[Collected data entries]
* Start *
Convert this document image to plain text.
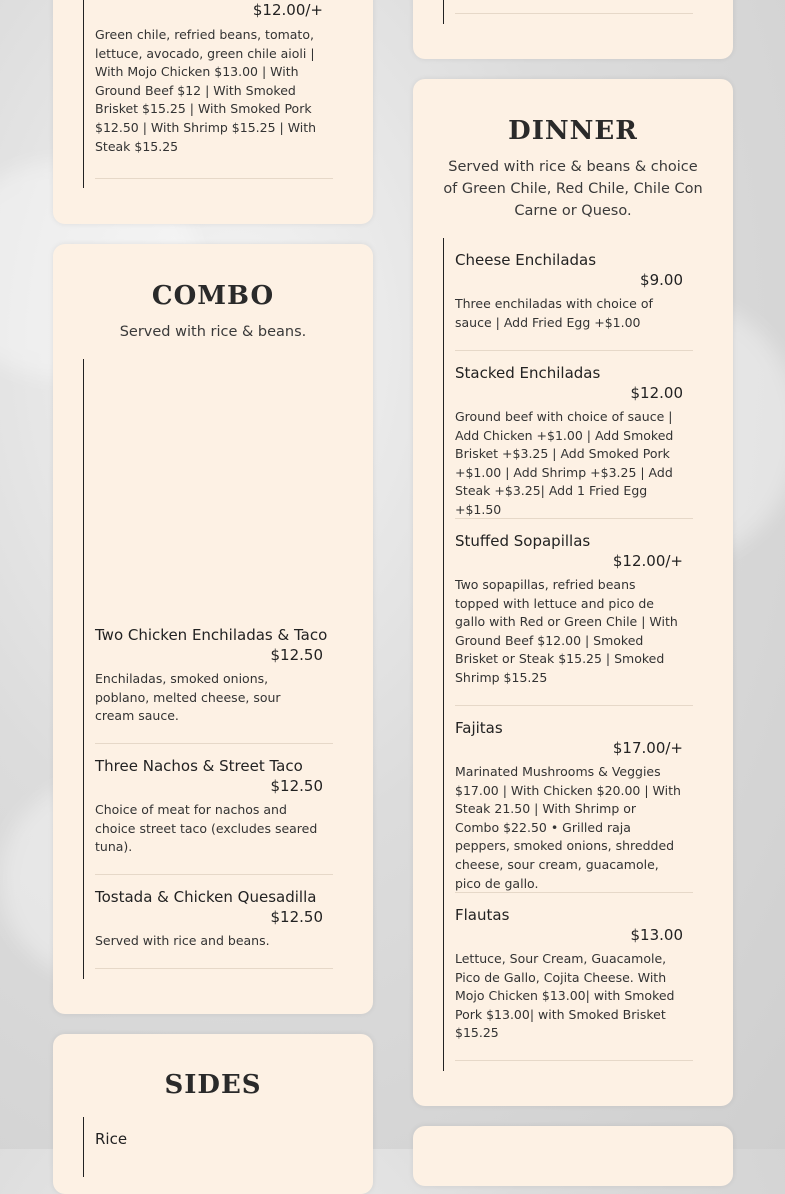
$12.00/+
Green chile, refried beans, tomato, lettuce, avocado, green chile aioli | With Mojo Chicken $13.00 | With Ground Beef $12 | With Smoked Brisket $15.25 | With Smoked Pork $12.50 | With Shrimp $15.25 | With Steak $15.25
COMBO
Served with rice & beans.
Two Chicken Enchiladas & Taco
$12.50
Enchiladas, smoked onions, poblano, melted cheese, sour cream sauce.
Three Nachos & Street Taco
$12.50
Choice of meat for nachos and choice street taco (excludes seared tuna).
Tostada & Chicken Quesadilla
$12.50
Served with rice and beans.
SIDES
Rice
DINNER
Served with rice & beans & choice of Green Chile, Red Chile, Chile Con Carne or Queso.
Cheese Enchiladas
$9.00
Three enchiladas with choice of sauce | Add Fried Egg +$1.00
Stacked Enchiladas
$12.00
Ground beef with choice of sauce | Add Chicken +$1.00 | Add Smoked Brisket +$3.25 | Add Smoked Pork +$1.00 | Add Shrimp +$3.25 | Add Steak +$3.25| Add 1 Fried Egg +$1.50
Stuffed Sopapillas
$12.00/+
Two sopapillas, refried beans topped with lettuce and pico de gallo with Red or Green Chile | With Ground Beef $12.00 | Smoked Brisket or Steak $15.25 | Smoked Shrimp $15.25
Fajitas
$17.00/+
Marinated Mushrooms & Veggies $17.00 | With Chicken $20.00 | With Steak 21.50 | With Shrimp or Combo $22.50 • Grilled raja peppers, smoked onions, shredded cheese, sour cream, guacamole, pico de gallo.
Flautas
$13.00
Lettuce, Sour Cream, Guacamole, Pico de Gallo, Cojita Cheese. With Mojo Chicken $13.00| with Smoked Pork $13.00| with Smoked Brisket $15.25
* End *
**Exercise goal:** None of the pictures should appear; repeat the records exactly otherwise.

**Final answer:**
Convert this document image to plain text.
$12.00/+
Green chile, refried beans, tomato, lettuce, avocado, green chile aioli | With Mojo Chicken $13.00 | With Ground Beef $12 | With Smoked Brisket $15.25 | With Smoked Pork $12.50 | With Shrimp $15.25 | With Steak $15.25
COMBO
Served with rice & beans.
Two Chicken Enchiladas & Taco
$12.50
Enchiladas, smoked onions, poblano, melted cheese, sour cream sauce.
Three Nachos & Street Taco
$12.50
Choice of meat for nachos and choice street taco (excludes seared tuna).
Tostada & Chicken Quesadilla
$12.50
Served with rice and beans.
SIDES
Rice
DINNER
Served with rice & beans & choice of Green Chile, Red Chile, Chile Con Carne or Queso.
Cheese Enchiladas
$9.00
Three enchiladas with choice of sauce | Add Fried Egg +$1.00
Stacked Enchiladas
$12.00
Ground beef with choice of sauce | Add Chicken +$1.00 | Add Smoked Brisket +$3.25 | Add Smoked Pork +$1.00 | Add Shrimp +$3.25 | Add Steak +$3.25| Add 1 Fried Egg +$1.50
Stuffed Sopapillas
$12.00/+
Two sopapillas, refried beans topped with lettuce and pico de gallo with Red or Green Chile | With Ground Beef $12.00 | Smoked Brisket or Steak $15.25 | Smoked Shrimp $15.25
Fajitas
$17.00/+
Marinated Mushrooms & Veggies $17.00 | With Chicken $20.00 | With Steak 21.50 | With Shrimp or Combo $22.50 • Grilled raja peppers, smoked onions, shredded cheese, sour cream, guacamole, pico de gallo.
Flautas
$13.00
Lettuce, Sour Cream, Guacamole, Pico de Gallo, Cojita Cheese. With Mojo Chicken $13.00| with Smoked Pork $13.00| with Smoked Brisket $15.25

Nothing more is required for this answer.